(Data listing)
* Start *

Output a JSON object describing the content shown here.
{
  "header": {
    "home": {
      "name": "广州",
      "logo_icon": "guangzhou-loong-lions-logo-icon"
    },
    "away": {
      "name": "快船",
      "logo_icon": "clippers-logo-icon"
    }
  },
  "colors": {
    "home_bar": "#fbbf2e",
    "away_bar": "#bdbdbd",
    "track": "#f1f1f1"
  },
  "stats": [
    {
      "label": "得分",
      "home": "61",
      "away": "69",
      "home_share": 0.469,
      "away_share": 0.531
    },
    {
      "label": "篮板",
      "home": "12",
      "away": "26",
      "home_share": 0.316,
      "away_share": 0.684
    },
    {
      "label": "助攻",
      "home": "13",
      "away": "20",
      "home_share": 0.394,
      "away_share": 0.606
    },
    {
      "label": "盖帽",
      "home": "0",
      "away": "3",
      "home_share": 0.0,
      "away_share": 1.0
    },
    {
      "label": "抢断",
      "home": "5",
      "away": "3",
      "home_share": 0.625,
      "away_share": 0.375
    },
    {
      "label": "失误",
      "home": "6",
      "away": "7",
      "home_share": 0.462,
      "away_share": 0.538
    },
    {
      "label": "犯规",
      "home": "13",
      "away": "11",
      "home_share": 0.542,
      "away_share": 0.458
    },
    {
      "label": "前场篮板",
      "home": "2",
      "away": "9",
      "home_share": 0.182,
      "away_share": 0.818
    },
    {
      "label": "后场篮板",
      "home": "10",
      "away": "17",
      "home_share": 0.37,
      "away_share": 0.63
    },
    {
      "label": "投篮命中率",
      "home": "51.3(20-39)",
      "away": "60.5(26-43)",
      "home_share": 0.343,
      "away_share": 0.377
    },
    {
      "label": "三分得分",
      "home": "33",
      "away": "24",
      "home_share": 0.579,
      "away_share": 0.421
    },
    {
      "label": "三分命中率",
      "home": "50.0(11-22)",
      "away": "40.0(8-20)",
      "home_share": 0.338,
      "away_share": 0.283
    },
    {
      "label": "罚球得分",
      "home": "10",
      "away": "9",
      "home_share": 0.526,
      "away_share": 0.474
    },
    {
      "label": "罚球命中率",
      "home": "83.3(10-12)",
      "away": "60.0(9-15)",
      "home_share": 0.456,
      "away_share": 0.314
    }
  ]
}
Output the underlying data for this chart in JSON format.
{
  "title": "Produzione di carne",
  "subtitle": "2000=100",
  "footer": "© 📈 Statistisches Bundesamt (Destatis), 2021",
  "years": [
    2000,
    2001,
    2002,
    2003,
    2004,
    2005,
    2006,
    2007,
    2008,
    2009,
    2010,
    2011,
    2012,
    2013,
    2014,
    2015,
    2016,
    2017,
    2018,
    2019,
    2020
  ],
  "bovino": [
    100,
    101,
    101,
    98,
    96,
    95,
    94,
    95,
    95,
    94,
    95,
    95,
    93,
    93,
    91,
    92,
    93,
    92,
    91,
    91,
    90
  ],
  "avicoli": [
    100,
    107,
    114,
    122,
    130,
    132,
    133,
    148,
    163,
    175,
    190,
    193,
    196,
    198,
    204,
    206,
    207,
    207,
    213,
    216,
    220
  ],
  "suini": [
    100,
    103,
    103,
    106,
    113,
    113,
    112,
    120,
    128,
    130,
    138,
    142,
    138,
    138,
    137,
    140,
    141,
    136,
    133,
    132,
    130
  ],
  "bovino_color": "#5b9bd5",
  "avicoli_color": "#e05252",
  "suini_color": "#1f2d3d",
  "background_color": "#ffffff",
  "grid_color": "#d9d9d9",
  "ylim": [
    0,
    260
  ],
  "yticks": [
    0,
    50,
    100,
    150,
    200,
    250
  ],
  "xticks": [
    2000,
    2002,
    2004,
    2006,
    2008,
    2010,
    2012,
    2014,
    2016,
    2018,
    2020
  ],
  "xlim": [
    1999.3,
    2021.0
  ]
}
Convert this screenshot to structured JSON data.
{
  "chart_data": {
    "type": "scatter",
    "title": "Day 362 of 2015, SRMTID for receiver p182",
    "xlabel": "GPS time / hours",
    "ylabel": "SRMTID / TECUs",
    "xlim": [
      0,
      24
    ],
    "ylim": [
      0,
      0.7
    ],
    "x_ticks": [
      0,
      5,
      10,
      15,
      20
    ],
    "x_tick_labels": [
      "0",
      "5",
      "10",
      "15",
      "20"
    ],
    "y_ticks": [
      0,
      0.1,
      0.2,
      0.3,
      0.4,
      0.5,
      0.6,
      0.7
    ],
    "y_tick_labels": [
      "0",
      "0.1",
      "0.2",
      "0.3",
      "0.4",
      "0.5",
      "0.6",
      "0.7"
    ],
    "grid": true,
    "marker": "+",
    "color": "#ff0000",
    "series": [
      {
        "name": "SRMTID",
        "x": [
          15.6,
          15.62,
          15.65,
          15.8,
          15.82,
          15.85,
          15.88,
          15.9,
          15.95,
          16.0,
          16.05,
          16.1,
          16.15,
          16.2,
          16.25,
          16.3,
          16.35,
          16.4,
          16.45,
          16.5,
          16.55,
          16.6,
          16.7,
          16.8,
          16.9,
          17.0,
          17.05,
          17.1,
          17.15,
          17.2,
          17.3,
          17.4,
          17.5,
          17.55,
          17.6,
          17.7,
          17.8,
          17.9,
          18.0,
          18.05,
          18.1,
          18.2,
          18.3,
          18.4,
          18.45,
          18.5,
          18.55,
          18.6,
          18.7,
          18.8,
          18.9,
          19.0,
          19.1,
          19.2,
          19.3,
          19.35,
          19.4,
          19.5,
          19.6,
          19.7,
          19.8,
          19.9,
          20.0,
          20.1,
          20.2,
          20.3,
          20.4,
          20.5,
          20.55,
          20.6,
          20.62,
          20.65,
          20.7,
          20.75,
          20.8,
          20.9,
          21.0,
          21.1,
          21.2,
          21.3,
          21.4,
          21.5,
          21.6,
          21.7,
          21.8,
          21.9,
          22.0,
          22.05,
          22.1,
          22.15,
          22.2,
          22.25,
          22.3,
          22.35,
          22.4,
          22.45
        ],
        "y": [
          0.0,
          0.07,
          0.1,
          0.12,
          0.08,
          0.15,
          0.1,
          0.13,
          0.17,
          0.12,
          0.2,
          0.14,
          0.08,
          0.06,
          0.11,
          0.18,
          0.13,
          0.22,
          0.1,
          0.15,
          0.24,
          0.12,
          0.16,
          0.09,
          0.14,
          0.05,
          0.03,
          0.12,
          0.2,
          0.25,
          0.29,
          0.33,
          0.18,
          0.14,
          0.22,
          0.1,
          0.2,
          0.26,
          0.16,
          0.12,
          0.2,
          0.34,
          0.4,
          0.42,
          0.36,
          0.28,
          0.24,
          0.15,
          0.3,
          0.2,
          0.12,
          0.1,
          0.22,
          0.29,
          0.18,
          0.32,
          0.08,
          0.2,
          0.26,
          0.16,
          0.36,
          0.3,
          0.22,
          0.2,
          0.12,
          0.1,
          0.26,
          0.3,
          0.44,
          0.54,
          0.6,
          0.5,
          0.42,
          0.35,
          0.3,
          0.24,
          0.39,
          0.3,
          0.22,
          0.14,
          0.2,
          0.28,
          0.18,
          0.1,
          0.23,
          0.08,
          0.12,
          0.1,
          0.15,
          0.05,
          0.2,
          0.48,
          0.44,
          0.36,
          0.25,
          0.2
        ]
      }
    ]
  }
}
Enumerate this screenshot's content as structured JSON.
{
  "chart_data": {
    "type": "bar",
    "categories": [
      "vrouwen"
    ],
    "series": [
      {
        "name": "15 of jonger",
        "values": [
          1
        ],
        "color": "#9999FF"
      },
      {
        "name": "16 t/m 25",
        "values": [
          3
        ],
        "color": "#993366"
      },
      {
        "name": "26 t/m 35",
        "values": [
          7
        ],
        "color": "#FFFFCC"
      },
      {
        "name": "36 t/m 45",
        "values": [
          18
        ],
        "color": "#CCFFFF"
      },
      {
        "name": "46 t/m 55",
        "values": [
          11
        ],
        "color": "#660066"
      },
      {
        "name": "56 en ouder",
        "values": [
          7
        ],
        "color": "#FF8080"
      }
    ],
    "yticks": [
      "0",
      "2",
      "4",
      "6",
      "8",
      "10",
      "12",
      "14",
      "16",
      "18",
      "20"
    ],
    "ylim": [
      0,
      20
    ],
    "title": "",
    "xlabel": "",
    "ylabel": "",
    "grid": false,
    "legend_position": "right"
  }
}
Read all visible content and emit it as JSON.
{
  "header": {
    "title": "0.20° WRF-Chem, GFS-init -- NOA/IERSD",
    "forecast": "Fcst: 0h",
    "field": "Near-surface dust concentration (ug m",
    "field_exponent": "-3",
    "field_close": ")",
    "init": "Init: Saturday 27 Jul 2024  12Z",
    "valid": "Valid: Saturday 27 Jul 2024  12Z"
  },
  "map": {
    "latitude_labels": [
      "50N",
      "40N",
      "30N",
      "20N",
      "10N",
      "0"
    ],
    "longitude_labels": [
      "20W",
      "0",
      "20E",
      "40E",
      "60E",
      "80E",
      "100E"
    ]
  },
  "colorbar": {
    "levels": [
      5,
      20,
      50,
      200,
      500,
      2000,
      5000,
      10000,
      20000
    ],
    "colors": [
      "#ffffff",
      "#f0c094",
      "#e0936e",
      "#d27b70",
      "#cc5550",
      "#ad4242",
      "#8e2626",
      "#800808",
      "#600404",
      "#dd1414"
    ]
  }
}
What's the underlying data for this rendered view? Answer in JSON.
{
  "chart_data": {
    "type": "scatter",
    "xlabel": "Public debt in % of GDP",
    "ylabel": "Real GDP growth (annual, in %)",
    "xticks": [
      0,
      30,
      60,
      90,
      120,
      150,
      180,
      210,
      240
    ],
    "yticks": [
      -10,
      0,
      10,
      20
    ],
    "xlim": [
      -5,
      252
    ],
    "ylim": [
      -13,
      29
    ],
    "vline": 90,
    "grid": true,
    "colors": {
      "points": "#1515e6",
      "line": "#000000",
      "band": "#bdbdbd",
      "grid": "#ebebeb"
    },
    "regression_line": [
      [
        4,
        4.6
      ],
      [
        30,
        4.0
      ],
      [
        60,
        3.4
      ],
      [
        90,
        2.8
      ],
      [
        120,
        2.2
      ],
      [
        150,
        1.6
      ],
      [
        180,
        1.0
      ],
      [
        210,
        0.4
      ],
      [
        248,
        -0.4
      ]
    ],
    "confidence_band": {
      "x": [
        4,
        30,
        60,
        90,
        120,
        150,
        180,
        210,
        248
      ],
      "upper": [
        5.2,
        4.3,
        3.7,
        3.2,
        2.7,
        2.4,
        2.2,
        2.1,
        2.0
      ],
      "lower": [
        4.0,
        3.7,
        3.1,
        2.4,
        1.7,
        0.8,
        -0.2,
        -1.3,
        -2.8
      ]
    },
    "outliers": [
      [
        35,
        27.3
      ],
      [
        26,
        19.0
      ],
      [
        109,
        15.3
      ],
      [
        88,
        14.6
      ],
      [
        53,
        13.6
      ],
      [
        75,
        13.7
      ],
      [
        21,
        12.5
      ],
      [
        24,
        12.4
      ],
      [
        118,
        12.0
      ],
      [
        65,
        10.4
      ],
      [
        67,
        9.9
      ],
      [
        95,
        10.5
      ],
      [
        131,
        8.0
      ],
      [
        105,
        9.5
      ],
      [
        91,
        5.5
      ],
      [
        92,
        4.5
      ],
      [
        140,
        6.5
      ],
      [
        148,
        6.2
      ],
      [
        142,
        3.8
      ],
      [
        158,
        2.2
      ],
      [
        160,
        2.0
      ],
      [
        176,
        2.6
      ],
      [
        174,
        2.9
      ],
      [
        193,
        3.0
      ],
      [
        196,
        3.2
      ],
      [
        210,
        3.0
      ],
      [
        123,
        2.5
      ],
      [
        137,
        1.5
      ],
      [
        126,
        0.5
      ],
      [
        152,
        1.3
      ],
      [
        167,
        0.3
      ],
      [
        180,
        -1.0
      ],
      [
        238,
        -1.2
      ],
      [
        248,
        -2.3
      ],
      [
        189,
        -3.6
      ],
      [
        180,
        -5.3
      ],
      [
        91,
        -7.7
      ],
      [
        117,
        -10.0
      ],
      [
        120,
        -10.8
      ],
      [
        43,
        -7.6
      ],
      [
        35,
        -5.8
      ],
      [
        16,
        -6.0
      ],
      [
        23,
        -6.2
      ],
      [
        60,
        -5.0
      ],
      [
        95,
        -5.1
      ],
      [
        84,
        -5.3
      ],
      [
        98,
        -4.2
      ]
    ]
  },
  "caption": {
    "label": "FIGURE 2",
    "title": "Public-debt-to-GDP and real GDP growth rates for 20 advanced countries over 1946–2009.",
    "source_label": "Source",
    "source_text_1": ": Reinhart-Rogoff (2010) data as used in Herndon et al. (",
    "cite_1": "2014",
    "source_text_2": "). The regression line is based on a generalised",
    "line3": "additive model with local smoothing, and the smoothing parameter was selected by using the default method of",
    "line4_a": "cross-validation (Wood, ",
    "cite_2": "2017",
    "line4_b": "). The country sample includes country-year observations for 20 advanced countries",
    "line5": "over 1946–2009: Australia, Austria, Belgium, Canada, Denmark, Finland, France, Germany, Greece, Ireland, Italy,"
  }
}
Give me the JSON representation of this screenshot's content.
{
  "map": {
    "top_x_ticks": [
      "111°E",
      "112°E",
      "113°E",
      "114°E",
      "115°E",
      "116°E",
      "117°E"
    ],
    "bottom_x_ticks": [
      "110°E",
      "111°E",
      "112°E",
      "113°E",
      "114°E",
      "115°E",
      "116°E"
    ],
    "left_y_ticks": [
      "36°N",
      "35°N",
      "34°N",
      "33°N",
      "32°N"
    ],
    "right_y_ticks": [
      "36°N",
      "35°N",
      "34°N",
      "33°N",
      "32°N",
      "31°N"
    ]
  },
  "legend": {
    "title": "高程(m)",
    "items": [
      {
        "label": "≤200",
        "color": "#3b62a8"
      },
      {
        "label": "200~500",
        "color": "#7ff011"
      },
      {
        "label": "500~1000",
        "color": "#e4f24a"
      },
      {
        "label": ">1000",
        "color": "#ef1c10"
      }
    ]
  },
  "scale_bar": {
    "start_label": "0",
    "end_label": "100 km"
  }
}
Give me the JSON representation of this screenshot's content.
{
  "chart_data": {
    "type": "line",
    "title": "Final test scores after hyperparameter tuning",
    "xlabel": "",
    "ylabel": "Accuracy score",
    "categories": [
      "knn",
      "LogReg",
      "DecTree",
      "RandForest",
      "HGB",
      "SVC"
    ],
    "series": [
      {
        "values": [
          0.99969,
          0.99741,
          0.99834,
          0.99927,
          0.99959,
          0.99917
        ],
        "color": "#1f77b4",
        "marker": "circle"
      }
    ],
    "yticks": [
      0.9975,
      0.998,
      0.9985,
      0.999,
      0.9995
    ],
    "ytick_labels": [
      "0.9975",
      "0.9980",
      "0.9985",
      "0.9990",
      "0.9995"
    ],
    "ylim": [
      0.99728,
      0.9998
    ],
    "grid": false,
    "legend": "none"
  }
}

* End *

» **Task requirements**
Reproduce each line of the material containing the word "SRMTID".

» **Full response**
    "title": "Day 362 of 2015, SRMTID for receiver p182",
    "ylabel": "SRMTID / TECUs",
        "name": "SRMTID",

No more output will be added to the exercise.